* _Exercise prompt_:
Repeat the material exactly, every line of it.
※ ※ ※
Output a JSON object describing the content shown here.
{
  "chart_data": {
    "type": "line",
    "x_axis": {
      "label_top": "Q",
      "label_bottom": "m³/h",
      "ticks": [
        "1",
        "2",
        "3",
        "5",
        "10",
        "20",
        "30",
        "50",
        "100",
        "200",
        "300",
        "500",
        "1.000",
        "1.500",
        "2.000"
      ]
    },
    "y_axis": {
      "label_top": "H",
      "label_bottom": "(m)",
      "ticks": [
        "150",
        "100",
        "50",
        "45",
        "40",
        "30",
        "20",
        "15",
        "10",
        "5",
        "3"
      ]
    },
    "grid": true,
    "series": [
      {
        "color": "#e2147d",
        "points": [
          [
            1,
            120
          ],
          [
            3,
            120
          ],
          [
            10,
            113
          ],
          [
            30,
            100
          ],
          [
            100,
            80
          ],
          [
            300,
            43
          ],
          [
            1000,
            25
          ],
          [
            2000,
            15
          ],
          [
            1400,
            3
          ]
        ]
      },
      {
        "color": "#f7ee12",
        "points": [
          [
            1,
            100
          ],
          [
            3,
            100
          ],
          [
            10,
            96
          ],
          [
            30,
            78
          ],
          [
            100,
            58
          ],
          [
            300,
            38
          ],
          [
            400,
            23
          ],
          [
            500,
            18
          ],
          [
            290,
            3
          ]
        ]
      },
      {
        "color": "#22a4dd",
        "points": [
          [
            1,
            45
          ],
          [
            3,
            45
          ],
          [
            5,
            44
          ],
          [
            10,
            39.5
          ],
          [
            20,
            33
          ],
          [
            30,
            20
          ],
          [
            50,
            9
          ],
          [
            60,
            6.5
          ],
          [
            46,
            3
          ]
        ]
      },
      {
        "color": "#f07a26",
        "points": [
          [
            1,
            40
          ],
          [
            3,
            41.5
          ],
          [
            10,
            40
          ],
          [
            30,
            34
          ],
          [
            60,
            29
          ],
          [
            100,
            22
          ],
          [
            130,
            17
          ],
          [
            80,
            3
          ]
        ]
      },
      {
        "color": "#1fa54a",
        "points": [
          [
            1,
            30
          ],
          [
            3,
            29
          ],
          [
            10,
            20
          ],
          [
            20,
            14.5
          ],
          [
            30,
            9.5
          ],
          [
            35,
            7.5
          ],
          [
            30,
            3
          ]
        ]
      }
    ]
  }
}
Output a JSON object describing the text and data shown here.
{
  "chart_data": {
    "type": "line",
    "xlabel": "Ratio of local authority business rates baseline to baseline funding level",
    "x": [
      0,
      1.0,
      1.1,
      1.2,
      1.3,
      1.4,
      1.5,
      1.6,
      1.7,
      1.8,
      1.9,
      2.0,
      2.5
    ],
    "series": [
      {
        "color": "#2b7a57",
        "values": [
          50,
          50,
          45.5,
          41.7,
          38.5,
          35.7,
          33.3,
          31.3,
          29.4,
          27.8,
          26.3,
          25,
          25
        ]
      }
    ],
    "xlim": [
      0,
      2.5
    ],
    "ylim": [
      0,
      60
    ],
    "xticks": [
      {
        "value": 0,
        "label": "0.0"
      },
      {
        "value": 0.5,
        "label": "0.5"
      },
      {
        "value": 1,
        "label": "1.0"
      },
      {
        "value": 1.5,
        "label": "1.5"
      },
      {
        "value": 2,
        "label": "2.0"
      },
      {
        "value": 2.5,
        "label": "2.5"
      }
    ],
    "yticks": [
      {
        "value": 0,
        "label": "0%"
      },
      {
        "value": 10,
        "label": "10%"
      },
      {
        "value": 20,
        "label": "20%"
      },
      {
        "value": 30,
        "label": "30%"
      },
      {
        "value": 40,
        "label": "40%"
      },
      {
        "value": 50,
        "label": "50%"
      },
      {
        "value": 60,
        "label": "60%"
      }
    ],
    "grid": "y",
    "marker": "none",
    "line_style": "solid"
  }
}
※ ※ ※
* _Exercise answer_:
Output a JSON object describing the content shown here.
{
  "chart_data": {
    "type": "line",
    "x_axis": {
      "label_top": "Q",
      "label_bottom": "m³/h",
      "ticks": [
        "1",
        "2",
        "3",
        "5",
        "10",
        "20",
        "30",
        "50",
        "100",
        "200",
        "300",
        "500",
        "1.000",
        "1.500",
        "2.000"
      ]
    },
    "y_axis": {
      "label_top": "H",
      "label_bottom": "(m)",
      "ticks": [
        "150",
        "100",
        "50",
        "45",
        "40",
        "30",
        "20",
        "15",
        "10",
        "5",
        "3"
      ]
    },
    "grid": true,
    "series": [
      {
        "color": "#e2147d",
        "points": [
          [
            1,
            120
          ],
          [
            3,
            120
          ],
          [
            10,
            113
          ],
          [
            30,
            100
          ],
          [
            100,
            80
          ],
          [
            300,
            43
          ],
          [
            1000,
            25
          ],
          [
            2000,
            15
          ],
          [
            1400,
            3
          ]
        ]
      },
      {
        "color": "#f7ee12",
        "points": [
          [
            1,
            100
          ],
          [
            3,
            100
          ],
          [
            10,
            96
          ],
          [
            30,
            78
          ],
          [
            100,
            58
          ],
          [
            300,
            38
          ],
          [
            400,
            23
          ],
          [
            500,
            18
          ],
          [
            290,
            3
          ]
        ]
      },
      {
        "color": "#22a4dd",
        "points": [
          [
            1,
            45
          ],
          [
            3,
            45
          ],
          [
            5,
            44
          ],
          [
            10,
            39.5
          ],
          [
            20,
            33
          ],
          [
            30,
            20
          ],
          [
            50,
            9
          ],
          [
            60,
            6.5
          ],
          [
            46,
            3
          ]
        ]
      },
      {
        "color": "#f07a26",
        "points": [
          [
            1,
            40
          ],
          [
            3,
            41.5
          ],
          [
            10,
            40
          ],
          [
            30,
            34
          ],
          [
            60,
            29
          ],
          [
            100,
            22
          ],
          [
            130,
            17
          ],
          [
            80,
            3
          ]
        ]
      },
      {
        "color": "#1fa54a",
        "points": [
          [
            1,
            30
          ],
          [
            3,
            29
          ],
          [
            10,
            20
          ],
          [
            20,
            14.5
          ],
          [
            30,
            9.5
          ],
          [
            35,
            7.5
          ],
          [
            30,
            3
          ]
        ]
      }
    ]
  }
}
Output a JSON object describing the text and data shown here.
{
  "chart_data": {
    "type": "line",
    "xlabel": "Ratio of local authority business rates baseline to baseline funding level",
    "x": [
      0,
      1.0,
      1.1,
      1.2,
      1.3,
      1.4,
      1.5,
      1.6,
      1.7,
      1.8,
      1.9,
      2.0,
      2.5
    ],
    "series": [
      {
        "color": "#2b7a57",
        "values": [
          50,
          50,
          45.5,
          41.7,
          38.5,
          35.7,
          33.3,
          31.3,
          29.4,
          27.8,
          26.3,
          25,
          25
        ]
      }
    ],
    "xlim": [
      0,
      2.5
    ],
    "ylim": [
      0,
      60
    ],
    "xticks": [
      {
        "value": 0,
        "label": "0.0"
      },
      {
        "value": 0.5,
        "label": "0.5"
      },
      {
        "value": 1,
        "label": "1.0"
      },
      {
        "value": 1.5,
        "label": "1.5"
      },
      {
        "value": 2,
        "label": "2.0"
      },
      {
        "value": 2.5,
        "label": "2.5"
      }
    ],
    "yticks": [
      {
        "value": 0,
        "label": "0%"
      },
      {
        "value": 10,
        "label": "10%"
      },
      {
        "value": 20,
        "label": "20%"
      },
      {
        "value": 30,
        "label": "30%"
      },
      {
        "value": 40,
        "label": "40%"
      },
      {
        "value": 50,
        "label": "50%"
      },
      {
        "value": 60,
        "label": "60%"
      }
    ],
    "grid": "y",
    "marker": "none",
    "line_style": "solid"
  }
}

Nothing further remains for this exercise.